> AIM OF THE EXERCISE:
Search the data below for "name"; list each line that holds it.

● ● ● ●

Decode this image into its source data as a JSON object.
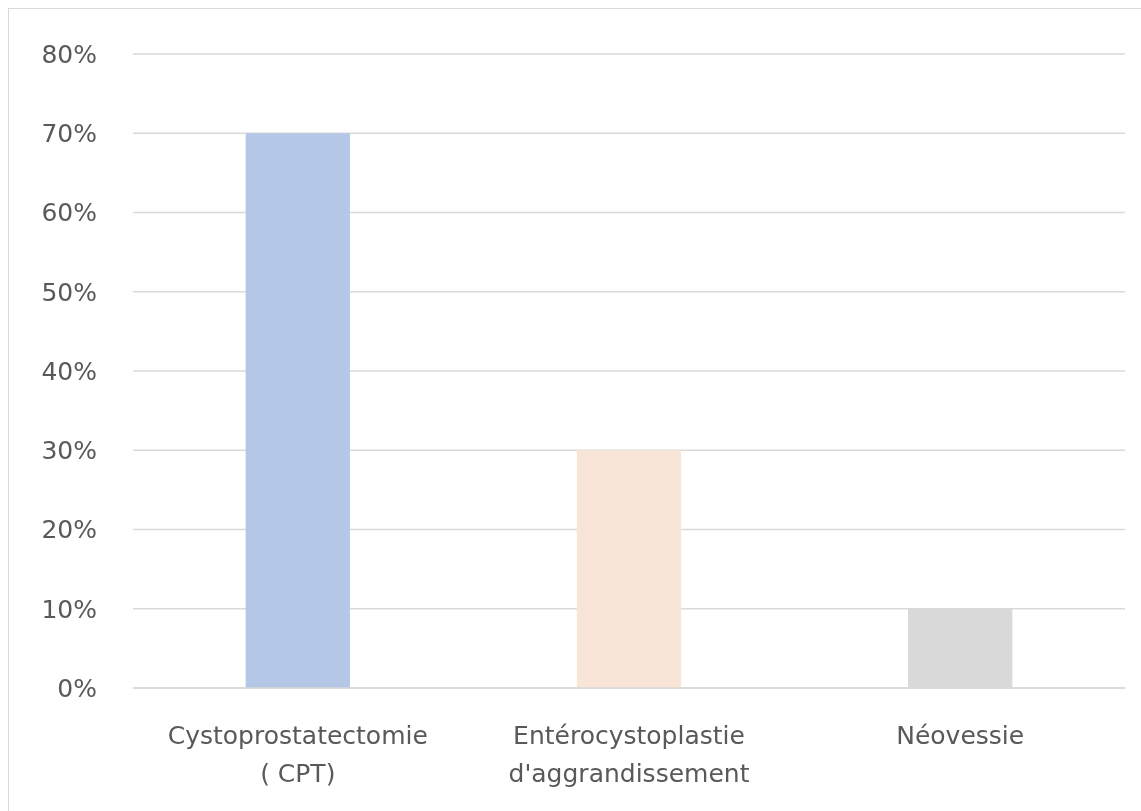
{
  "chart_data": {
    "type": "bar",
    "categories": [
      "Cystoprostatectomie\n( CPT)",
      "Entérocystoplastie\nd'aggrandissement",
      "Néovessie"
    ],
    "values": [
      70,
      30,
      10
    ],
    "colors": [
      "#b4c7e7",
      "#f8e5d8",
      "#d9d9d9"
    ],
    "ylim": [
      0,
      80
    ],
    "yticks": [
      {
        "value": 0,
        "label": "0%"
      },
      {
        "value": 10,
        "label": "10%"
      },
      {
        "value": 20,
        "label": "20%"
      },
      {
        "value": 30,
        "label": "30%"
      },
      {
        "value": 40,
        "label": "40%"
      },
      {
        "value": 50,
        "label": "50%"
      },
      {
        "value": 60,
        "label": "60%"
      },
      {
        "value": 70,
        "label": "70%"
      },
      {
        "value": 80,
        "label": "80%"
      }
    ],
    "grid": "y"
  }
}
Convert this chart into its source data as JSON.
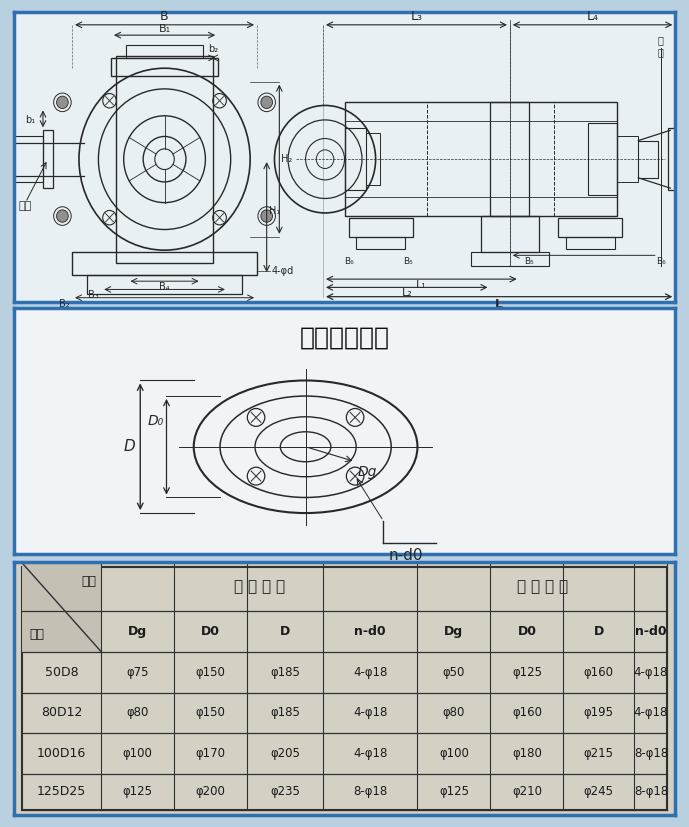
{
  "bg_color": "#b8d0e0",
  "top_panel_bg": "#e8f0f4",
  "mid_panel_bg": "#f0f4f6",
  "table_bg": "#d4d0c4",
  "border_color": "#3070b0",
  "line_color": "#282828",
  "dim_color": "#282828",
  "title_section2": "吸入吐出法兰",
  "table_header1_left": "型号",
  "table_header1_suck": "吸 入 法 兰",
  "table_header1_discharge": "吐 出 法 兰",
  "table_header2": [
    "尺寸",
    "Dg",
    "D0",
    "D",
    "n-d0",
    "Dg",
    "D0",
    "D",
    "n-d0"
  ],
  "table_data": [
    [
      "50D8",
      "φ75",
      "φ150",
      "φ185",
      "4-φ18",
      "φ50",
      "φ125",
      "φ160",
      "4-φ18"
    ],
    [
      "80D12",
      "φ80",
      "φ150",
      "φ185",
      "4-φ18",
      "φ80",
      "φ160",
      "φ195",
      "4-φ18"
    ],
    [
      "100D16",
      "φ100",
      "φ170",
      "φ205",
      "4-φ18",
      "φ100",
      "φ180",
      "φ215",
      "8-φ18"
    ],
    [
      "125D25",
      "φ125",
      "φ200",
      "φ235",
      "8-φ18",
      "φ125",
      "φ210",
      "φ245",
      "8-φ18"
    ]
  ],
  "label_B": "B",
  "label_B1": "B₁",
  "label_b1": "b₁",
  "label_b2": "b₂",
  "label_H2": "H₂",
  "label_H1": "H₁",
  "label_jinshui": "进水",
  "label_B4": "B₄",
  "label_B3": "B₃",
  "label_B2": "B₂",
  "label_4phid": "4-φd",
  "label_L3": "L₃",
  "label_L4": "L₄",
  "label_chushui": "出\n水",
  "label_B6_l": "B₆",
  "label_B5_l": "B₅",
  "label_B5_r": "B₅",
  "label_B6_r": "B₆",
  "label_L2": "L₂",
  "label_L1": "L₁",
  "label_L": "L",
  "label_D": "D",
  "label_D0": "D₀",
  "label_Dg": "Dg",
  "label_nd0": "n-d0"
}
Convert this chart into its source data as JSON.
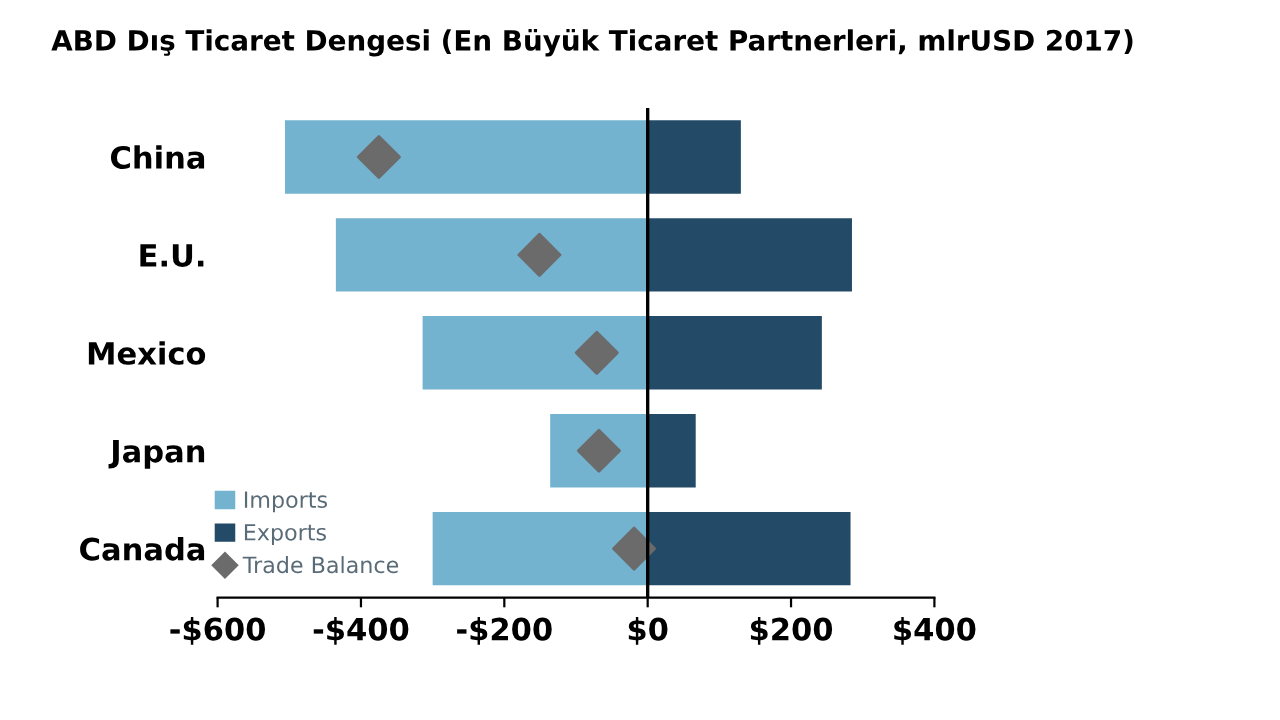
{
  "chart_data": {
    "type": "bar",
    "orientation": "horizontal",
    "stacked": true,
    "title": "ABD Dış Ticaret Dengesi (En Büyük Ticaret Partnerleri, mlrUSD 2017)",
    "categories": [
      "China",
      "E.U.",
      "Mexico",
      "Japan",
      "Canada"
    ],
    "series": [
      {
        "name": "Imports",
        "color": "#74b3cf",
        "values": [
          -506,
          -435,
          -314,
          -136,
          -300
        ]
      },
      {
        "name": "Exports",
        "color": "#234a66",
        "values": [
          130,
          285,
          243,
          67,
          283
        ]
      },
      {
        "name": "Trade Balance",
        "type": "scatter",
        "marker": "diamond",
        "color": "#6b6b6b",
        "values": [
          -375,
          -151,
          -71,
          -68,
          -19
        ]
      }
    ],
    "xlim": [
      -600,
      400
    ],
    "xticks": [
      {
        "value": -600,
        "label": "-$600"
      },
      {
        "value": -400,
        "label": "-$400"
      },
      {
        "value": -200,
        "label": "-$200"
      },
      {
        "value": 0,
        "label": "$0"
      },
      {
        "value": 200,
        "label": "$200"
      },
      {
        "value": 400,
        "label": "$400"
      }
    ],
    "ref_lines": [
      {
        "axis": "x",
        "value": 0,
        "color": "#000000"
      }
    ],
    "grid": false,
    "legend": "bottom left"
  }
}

● ● ● ●

> SOLUTION:
        "name": "Imports",
        "name": "Exports",
        "name": "Trade Balance",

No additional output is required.